→ Requirements: Output all lines exactly, with nothing added or dropped.

→ Record list:
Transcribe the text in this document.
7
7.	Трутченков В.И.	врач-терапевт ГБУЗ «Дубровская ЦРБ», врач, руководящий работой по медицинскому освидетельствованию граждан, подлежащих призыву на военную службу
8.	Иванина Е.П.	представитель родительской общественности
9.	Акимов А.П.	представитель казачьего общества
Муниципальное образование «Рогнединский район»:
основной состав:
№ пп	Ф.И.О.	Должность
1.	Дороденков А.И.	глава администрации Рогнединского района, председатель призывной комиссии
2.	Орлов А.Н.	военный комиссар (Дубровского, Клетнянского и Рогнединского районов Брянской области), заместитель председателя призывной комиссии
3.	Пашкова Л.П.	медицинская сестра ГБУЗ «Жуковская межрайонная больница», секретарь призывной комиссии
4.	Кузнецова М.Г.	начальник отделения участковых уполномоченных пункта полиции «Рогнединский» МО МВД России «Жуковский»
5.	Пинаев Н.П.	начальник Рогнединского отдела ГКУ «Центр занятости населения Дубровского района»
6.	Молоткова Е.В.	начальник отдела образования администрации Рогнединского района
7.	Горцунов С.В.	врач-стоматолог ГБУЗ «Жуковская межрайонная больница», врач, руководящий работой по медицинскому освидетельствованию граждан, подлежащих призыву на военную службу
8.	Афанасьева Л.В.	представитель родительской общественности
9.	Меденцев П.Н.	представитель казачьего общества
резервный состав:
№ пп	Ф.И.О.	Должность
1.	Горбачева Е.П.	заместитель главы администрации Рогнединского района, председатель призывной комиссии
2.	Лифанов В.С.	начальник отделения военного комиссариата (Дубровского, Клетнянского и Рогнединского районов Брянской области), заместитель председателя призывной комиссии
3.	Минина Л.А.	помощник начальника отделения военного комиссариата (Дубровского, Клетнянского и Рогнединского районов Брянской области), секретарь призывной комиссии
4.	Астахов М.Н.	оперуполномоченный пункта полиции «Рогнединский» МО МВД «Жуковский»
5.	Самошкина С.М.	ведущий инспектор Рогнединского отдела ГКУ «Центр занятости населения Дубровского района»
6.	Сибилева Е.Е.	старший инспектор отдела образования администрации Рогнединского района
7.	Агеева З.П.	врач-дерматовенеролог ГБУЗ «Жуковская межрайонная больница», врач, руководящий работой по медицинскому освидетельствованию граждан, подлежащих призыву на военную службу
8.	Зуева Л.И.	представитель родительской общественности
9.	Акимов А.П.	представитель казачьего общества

→ Written solution:
Transcribe the text in this document.
7
7.	Трутченков В.И.	врач-терапевт ГБУЗ «Дубровская ЦРБ», врач, руководящий работой по медицинскому освидетельствованию граждан, подлежащих призыву на военную службу
8.	Иванина Е.П.	представитель родительской общественности
9.	Акимов А.П.	представитель казачьего общества
Муниципальное образование «Рогнединский район»:
основной состав:
№ пп	Ф.И.О.	Должность
1.	Дороденков А.И.	глава администрации Рогнединского района, председатель призывной комиссии
2.	Орлов А.Н.	военный комиссар (Дубровского, Клетнянского и Рогнединского районов Брянской области), заместитель председателя призывной комиссии
3.	Пашкова Л.П.	медицинская сестра ГБУЗ «Жуковская межрайонная больница», секретарь призывной комиссии
4.	Кузнецова М.Г.	начальник отделения участковых уполномоченных пункта полиции «Рогнединский» МО МВД России «Жуковский»
5.	Пинаев Н.П.	начальник Рогнединского отдела ГКУ «Центр занятости населения Дубровского района»
6.	Молоткова Е.В.	начальник отдела образования администрации Рогнединского района
7.	Горцунов С.В.	врач-стоматолог ГБУЗ «Жуковская межрайонная больница», врач, руководящий работой по медицинскому освидетельствованию граждан, подлежащих призыву на военную службу
8.	Афанасьева Л.В.	представитель родительской общественности
9.	Меденцев П.Н.	представитель казачьего общества
резервный состав:
№ пп	Ф.И.О.	Должность
1.	Горбачева Е.П.	заместитель главы администрации Рогнединского района, председатель призывной комиссии
2.	Лифанов В.С.	начальник отделения военного комиссариата (Дубровского, Клетнянского и Рогнединского районов Брянской области), заместитель председателя призывной комиссии
3.	Минина Л.А.	помощник начальника отделения военного комиссариата (Дубровского, Клетнянского и Рогнединского районов Брянской области), секретарь призывной комиссии
4.	Астахов М.Н.	оперуполномоченный пункта полиции «Рогнединский» МО МВД «Жуковский»
5.	Самошкина С.М.	ведущий инспектор Рогнединского отдела ГКУ «Центр занятости населения Дубровского района»
6.	Сибилева Е.Е.	старший инспектор отдела образования администрации Рогнединского района
7.	Агеева З.П.	врач-дерматовенеролог ГБУЗ «Жуковская межрайонная больница», врач, руководящий работой по медицинскому освидетельствованию граждан, подлежащих призыву на военную службу
8.	Зуева Л.И.	представитель родительской общественности
9.	Акимов А.П.	представитель казачьего общества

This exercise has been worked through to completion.